-- Start PROVIDED RECORDS --

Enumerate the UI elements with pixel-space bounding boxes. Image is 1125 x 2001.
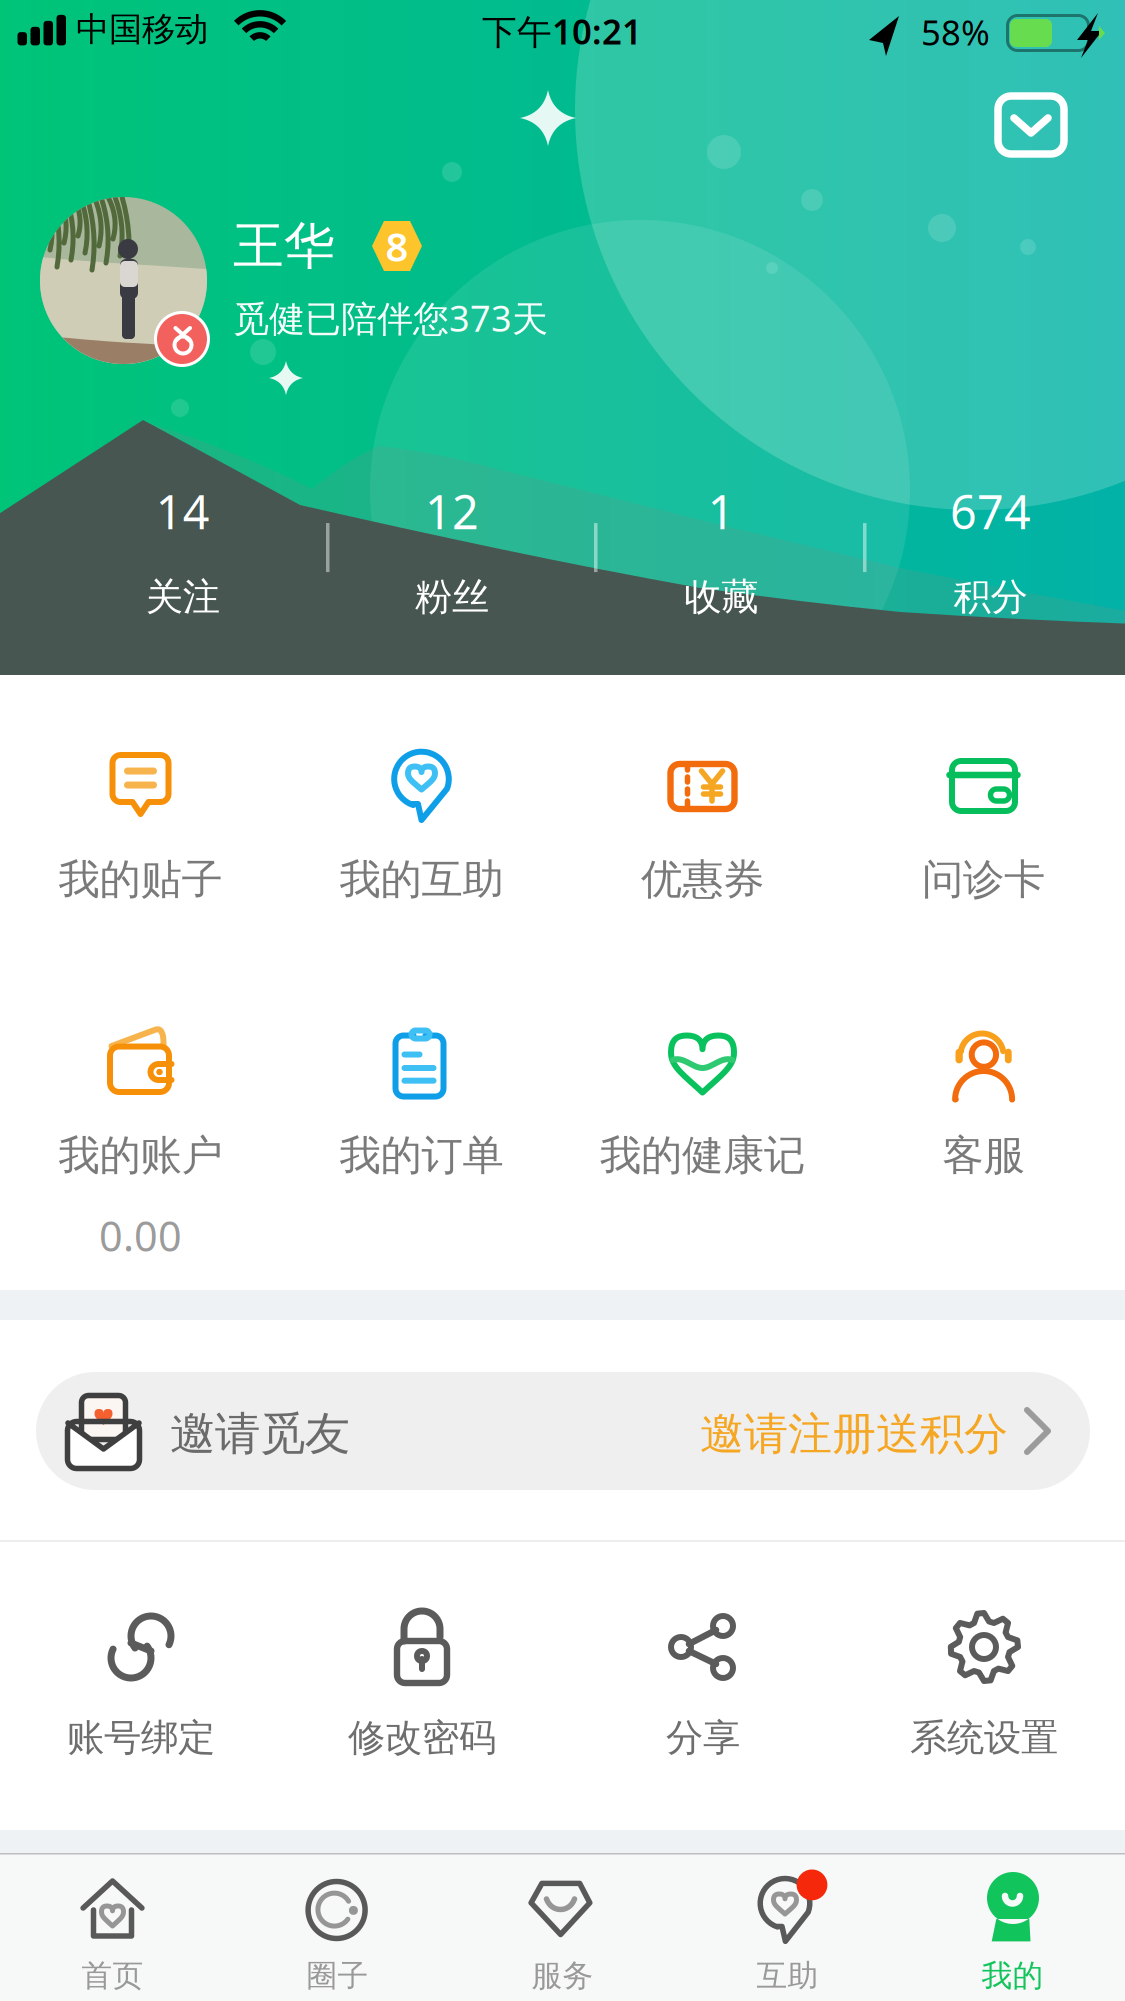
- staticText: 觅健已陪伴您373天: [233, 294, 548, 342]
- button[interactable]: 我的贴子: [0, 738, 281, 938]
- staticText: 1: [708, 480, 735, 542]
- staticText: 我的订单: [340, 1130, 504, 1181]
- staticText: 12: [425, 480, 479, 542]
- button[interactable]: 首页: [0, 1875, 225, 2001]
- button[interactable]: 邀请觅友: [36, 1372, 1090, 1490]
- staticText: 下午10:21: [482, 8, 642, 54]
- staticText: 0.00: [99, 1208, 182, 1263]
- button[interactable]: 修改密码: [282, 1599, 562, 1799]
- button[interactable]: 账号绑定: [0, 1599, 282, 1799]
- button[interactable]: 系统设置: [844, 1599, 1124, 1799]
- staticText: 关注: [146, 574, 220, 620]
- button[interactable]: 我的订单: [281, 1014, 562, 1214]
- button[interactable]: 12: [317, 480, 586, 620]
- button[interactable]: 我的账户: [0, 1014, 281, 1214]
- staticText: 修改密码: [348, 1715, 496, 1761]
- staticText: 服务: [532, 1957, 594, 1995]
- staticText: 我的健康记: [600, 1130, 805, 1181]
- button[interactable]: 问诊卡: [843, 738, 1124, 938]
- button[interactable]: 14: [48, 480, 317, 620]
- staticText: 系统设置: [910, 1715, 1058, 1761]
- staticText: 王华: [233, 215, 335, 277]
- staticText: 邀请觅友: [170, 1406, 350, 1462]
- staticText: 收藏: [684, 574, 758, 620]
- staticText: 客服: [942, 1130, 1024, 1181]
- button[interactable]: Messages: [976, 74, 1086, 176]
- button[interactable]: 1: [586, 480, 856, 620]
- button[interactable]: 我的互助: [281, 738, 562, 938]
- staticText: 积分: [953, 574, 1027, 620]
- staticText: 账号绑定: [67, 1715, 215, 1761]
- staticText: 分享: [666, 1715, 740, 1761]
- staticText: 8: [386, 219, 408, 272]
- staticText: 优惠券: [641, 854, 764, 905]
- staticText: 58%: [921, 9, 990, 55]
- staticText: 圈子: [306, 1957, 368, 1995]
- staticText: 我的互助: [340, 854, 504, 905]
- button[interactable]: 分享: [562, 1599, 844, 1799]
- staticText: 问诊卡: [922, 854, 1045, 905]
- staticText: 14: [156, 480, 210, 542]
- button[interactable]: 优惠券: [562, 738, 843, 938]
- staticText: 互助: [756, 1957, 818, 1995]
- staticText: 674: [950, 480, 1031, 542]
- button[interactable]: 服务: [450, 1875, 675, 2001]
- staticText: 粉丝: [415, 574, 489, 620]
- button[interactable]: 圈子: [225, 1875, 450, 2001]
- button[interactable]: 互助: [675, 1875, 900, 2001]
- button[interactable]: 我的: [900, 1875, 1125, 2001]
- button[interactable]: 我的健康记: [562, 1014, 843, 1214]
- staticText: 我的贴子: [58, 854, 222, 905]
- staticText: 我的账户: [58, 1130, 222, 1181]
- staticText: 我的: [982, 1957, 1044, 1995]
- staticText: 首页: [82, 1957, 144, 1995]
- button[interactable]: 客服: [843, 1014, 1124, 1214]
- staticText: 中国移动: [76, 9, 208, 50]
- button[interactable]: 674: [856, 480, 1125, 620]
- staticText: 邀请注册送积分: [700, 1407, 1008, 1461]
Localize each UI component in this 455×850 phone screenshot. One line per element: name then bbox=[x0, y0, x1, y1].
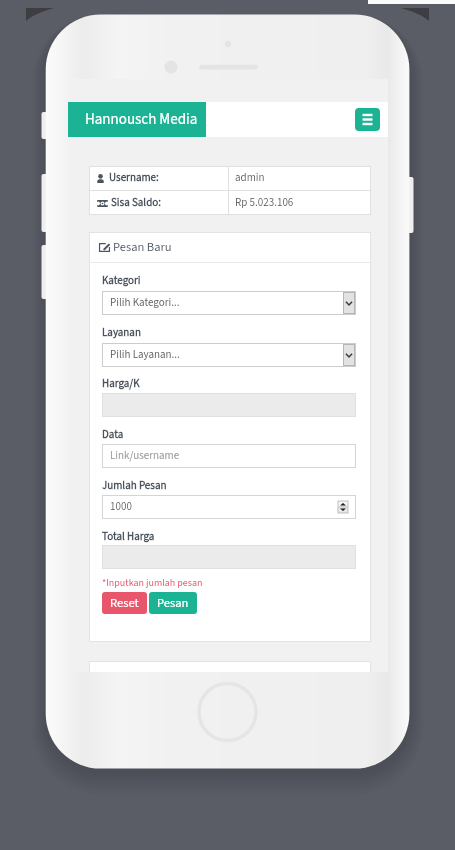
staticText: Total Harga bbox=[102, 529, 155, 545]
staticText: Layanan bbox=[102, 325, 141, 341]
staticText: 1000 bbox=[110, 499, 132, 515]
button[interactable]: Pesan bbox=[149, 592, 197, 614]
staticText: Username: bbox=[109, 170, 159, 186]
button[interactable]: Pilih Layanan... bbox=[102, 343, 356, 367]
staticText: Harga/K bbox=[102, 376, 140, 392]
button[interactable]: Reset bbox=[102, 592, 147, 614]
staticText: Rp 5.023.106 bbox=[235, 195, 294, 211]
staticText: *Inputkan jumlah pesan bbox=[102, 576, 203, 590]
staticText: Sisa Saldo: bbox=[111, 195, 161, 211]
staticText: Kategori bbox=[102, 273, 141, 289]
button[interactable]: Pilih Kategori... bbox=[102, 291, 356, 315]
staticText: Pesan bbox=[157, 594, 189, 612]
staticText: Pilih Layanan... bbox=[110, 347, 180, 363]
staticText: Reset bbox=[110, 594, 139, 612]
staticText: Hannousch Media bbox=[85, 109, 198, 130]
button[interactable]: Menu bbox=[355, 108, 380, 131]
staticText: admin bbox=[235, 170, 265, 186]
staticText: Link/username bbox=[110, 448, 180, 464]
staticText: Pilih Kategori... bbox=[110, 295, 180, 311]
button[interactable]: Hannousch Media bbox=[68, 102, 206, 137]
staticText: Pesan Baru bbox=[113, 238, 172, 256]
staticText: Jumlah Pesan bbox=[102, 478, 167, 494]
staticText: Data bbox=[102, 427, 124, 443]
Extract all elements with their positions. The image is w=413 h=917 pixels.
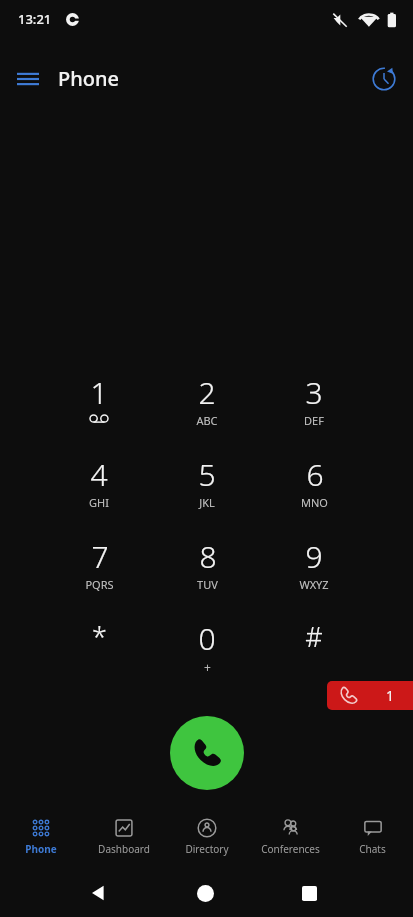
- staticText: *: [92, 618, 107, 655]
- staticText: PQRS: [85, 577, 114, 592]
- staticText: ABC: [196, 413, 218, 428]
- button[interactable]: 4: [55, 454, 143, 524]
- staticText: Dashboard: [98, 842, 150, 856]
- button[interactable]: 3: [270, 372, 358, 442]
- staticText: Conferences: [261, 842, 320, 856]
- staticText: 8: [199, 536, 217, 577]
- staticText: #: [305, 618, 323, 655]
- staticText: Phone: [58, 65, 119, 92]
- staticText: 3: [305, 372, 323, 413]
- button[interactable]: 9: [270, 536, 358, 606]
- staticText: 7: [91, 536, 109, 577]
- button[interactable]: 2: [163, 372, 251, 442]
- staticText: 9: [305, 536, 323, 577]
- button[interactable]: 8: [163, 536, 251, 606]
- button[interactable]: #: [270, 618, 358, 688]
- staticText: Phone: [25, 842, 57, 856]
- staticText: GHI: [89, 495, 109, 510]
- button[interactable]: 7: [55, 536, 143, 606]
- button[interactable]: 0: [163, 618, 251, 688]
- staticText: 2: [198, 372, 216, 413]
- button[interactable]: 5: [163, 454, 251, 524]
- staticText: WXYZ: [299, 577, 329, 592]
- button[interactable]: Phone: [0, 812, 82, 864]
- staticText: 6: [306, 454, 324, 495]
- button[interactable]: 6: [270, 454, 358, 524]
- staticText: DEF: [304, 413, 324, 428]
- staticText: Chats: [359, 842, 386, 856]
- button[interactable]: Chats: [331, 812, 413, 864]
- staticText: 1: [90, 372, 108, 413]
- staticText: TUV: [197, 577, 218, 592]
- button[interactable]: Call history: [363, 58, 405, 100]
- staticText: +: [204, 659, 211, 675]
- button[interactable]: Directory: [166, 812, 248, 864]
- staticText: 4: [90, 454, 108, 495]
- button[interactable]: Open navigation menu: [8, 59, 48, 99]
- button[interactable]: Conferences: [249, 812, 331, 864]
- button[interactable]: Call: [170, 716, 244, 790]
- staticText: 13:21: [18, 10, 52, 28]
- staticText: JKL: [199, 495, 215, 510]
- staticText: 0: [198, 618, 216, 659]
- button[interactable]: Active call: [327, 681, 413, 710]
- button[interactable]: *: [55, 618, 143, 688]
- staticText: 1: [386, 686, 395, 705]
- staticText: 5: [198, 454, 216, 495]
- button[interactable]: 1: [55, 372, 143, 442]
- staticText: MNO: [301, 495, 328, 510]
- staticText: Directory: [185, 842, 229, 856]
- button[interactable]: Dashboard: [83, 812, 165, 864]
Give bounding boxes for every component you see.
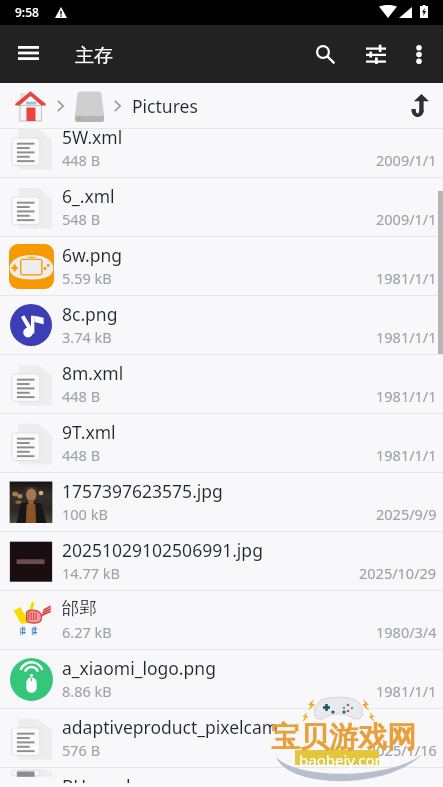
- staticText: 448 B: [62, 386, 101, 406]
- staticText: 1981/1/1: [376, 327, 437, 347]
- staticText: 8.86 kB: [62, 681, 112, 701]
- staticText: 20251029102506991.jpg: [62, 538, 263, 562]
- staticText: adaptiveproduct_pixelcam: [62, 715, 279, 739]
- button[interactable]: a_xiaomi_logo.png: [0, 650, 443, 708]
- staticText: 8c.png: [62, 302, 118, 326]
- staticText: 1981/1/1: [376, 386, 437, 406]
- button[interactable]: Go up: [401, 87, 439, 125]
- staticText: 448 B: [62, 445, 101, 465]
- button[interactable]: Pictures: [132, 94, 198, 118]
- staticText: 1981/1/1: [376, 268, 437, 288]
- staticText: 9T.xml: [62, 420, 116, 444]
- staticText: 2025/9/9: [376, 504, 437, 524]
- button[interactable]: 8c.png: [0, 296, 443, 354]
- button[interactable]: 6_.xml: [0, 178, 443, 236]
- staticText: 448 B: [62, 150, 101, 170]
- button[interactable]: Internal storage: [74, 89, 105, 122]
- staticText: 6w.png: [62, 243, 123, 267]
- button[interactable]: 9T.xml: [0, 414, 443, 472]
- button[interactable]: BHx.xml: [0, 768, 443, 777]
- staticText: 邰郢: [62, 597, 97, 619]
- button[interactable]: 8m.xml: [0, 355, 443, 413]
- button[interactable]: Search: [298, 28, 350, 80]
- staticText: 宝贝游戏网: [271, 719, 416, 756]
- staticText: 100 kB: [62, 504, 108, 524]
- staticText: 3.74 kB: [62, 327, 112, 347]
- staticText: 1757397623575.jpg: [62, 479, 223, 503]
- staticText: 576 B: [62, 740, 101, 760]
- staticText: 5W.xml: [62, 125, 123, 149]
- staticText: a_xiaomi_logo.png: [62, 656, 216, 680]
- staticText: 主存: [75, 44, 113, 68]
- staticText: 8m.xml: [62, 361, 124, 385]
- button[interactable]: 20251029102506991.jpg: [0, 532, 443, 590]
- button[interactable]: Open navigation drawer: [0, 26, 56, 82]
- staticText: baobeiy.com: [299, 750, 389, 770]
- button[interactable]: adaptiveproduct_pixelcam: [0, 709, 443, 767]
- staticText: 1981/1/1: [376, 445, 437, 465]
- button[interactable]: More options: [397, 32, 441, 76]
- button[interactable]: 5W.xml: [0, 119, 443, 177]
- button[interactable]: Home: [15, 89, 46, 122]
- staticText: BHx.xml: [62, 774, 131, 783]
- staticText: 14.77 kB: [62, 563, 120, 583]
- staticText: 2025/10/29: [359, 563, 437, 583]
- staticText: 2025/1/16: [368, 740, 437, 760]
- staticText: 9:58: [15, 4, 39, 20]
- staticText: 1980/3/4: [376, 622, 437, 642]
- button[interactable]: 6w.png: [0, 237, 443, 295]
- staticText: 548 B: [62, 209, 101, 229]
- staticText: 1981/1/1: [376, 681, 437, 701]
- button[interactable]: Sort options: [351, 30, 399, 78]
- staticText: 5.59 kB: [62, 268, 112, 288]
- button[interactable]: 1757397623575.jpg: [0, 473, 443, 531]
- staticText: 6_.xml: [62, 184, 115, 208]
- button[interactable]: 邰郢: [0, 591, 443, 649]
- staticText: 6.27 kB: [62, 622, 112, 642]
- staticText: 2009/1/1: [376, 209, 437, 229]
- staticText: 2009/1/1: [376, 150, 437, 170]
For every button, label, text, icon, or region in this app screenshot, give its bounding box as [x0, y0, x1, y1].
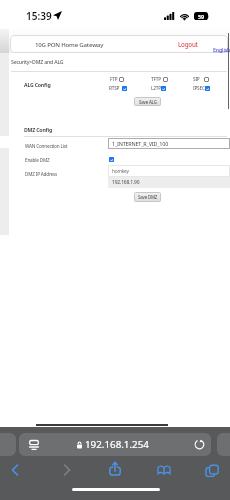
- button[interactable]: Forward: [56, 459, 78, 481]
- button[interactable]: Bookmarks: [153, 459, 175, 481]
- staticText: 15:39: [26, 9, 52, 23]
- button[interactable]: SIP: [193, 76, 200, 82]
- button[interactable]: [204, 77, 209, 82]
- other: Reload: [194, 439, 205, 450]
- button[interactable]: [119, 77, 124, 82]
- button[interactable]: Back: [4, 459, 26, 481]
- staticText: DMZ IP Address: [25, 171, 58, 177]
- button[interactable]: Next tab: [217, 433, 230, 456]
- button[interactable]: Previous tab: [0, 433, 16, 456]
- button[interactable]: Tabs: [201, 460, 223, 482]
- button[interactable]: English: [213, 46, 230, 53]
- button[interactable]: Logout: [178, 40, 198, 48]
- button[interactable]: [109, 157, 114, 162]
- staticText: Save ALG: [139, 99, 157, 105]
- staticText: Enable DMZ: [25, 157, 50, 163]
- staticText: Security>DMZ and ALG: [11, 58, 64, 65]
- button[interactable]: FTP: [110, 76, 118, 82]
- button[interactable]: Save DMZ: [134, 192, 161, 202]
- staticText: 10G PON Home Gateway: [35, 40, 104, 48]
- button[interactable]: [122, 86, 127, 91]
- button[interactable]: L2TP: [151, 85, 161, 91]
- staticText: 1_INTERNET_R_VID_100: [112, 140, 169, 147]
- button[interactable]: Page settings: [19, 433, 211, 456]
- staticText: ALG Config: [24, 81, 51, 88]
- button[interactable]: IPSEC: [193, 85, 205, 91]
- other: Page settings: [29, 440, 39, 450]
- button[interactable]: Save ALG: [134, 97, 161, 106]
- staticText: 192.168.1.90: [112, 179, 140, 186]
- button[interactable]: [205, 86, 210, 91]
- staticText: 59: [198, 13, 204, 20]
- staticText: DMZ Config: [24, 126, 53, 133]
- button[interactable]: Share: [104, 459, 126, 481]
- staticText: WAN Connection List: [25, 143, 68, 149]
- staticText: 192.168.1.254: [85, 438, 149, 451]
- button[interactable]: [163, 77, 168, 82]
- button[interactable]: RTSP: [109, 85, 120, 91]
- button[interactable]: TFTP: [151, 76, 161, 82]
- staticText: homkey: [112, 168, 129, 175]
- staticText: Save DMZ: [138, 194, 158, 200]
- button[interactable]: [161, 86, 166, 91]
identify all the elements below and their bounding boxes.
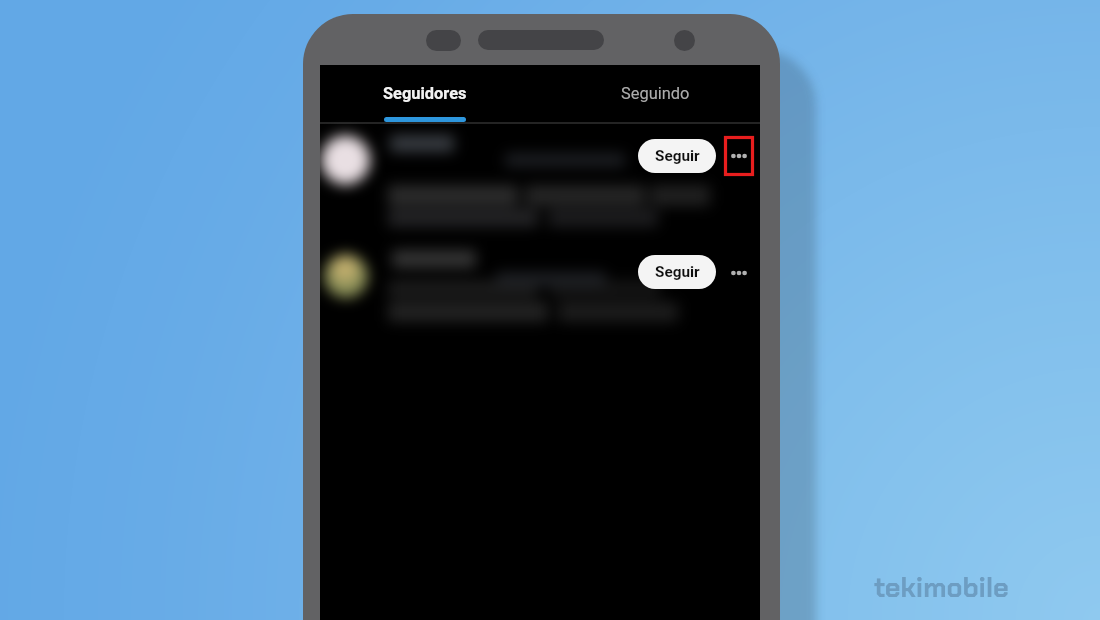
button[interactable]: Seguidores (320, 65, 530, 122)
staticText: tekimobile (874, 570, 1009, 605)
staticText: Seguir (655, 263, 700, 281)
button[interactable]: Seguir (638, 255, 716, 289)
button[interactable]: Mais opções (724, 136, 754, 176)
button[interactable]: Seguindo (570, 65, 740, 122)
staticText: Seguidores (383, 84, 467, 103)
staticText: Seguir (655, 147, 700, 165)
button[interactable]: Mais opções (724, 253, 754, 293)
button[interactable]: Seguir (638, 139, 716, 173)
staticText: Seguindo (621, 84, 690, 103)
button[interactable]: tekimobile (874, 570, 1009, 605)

-- End PROVIDED RECORDS --

* WHAT IS NEEDED *
In the listing above, swap "1981/1/1" for "1981/01/01" wherever it appears from the line containing "- staticText: 448 B: [62, 386, 101, 406]" down to the line containing "- staticText: 100 kB: [62, 504, 108, 524]", and leave everything else unchanged. Reproduce only those lines.

* SOLUTION FOR THIS TASK *
- staticText: 448 B: [62, 386, 101, 406]
- staticText: 1981/01/01: [376, 327, 437, 347]
- staticText: 8.86 kB: [62, 681, 112, 701]
- staticText: 20251029102506991.jpg: [62, 538, 263, 562]
- staticText: adaptiveproduct_pixelcam: [62, 715, 279, 739]
- button[interactable]: a_xiaomi_logo.png: [0, 650, 443, 708]
- staticText: 8c.png: [62, 302, 118, 326]
- staticText: 1981/01/01: [376, 386, 437, 406]
- button[interactable]: Go up: [401, 87, 439, 125]
- staticText: 448 B: [62, 445, 101, 465]
- button[interactable]: Pictures: [132, 94, 198, 118]
- staticText: 1981/01/01: [376, 268, 437, 288]
- staticText: 9T.xml: [62, 420, 116, 444]
- staticText: 2025/9/9: [376, 504, 437, 524]
- button[interactable]: 8c.png: [0, 296, 443, 354]
- button[interactable]: 6_.xml: [0, 178, 443, 236]
- staticText: 448 B: [62, 150, 101, 170]
- button[interactable]: Internal storage: [74, 89, 105, 122]
- staticText: 6w.png: [62, 243, 123, 267]
- button[interactable]: 9T.xml: [0, 414, 443, 472]
- button[interactable]: BHx.xml: [0, 768, 443, 777]
- staticText: 邰郢: [62, 597, 97, 619]
- button[interactable]: 8m.xml: [0, 355, 443, 413]
- button[interactable]: Search: [298, 28, 350, 80]
- staticText: 宝贝游戏网: [271, 719, 416, 756]
- staticText: 100 kB: [62, 504, 108, 524]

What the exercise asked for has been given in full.